— Direction —
Transcribe the material exactly. Images do not belong in the copy.

##### Material for this task #####

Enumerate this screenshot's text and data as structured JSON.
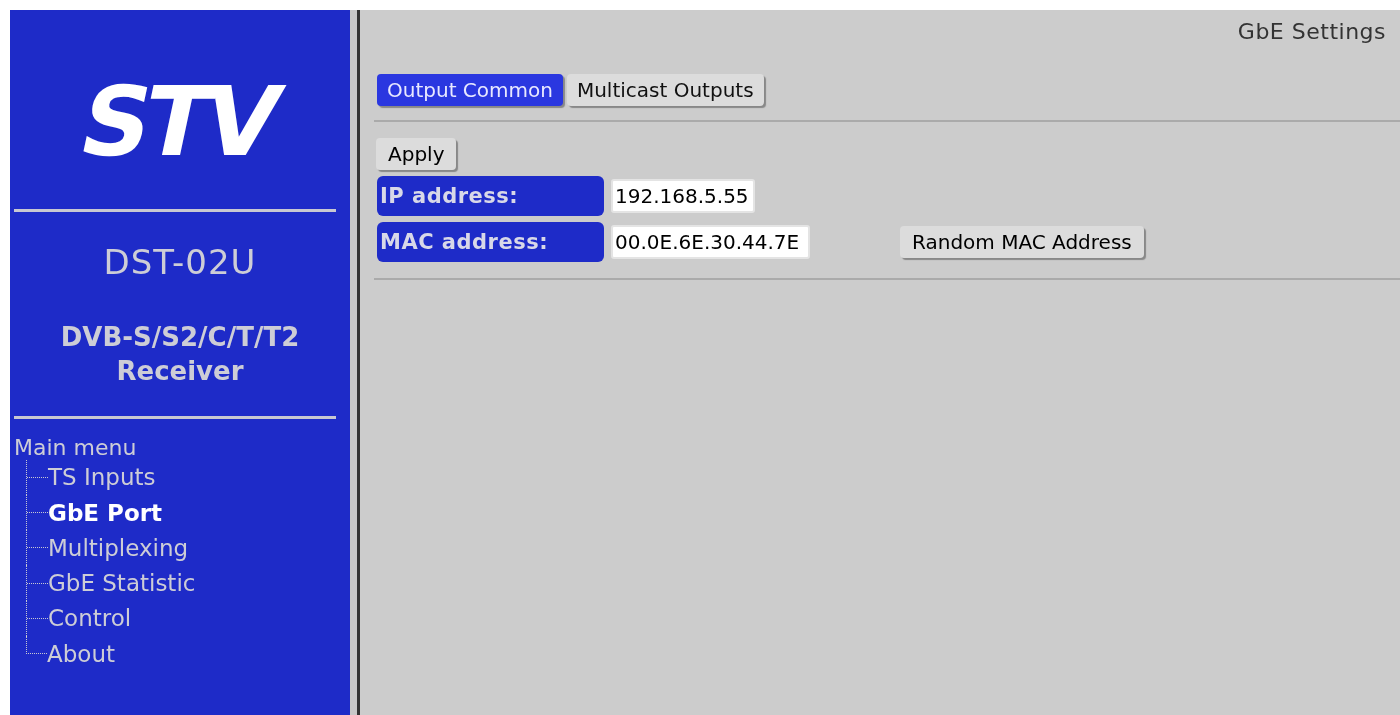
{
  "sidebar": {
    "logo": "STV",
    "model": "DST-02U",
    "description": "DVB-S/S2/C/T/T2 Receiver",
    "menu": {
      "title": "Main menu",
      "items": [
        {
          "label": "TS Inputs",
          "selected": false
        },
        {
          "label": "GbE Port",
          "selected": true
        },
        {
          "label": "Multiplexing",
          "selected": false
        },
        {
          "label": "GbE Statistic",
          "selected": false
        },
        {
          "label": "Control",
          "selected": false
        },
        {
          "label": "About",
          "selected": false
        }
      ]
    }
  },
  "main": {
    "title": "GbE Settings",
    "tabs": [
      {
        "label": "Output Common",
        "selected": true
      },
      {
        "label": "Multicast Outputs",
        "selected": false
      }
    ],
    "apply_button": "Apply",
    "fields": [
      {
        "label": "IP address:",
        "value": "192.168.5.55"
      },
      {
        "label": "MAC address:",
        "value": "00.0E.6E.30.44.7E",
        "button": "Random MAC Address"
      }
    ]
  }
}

#####

— The answer —
Enumerate this screenshot's text and data as structured JSON.
{
  "sidebar": {
    "logo": "STV",
    "model": "DST-02U",
    "description": "DVB-S/S2/C/T/T2 Receiver",
    "menu": {
      "title": "Main menu",
      "items": [
        {
          "label": "TS Inputs",
          "selected": false
        },
        {
          "label": "GbE Port",
          "selected": true
        },
        {
          "label": "Multiplexing",
          "selected": false
        },
        {
          "label": "GbE Statistic",
          "selected": false
        },
        {
          "label": "Control",
          "selected": false
        },
        {
          "label": "About",
          "selected": false
        }
      ]
    }
  },
  "main": {
    "title": "GbE Settings",
    "tabs": [
      {
        "label": "Output Common",
        "selected": true
      },
      {
        "label": "Multicast Outputs",
        "selected": false
      }
    ],
    "apply_button": "Apply",
    "fields": [
      {
        "label": "IP address:",
        "value": "192.168.5.55"
      },
      {
        "label": "MAC address:",
        "value": "00.0E.6E.30.44.7E",
        "button": "Random MAC Address"
      }
    ]
  }
}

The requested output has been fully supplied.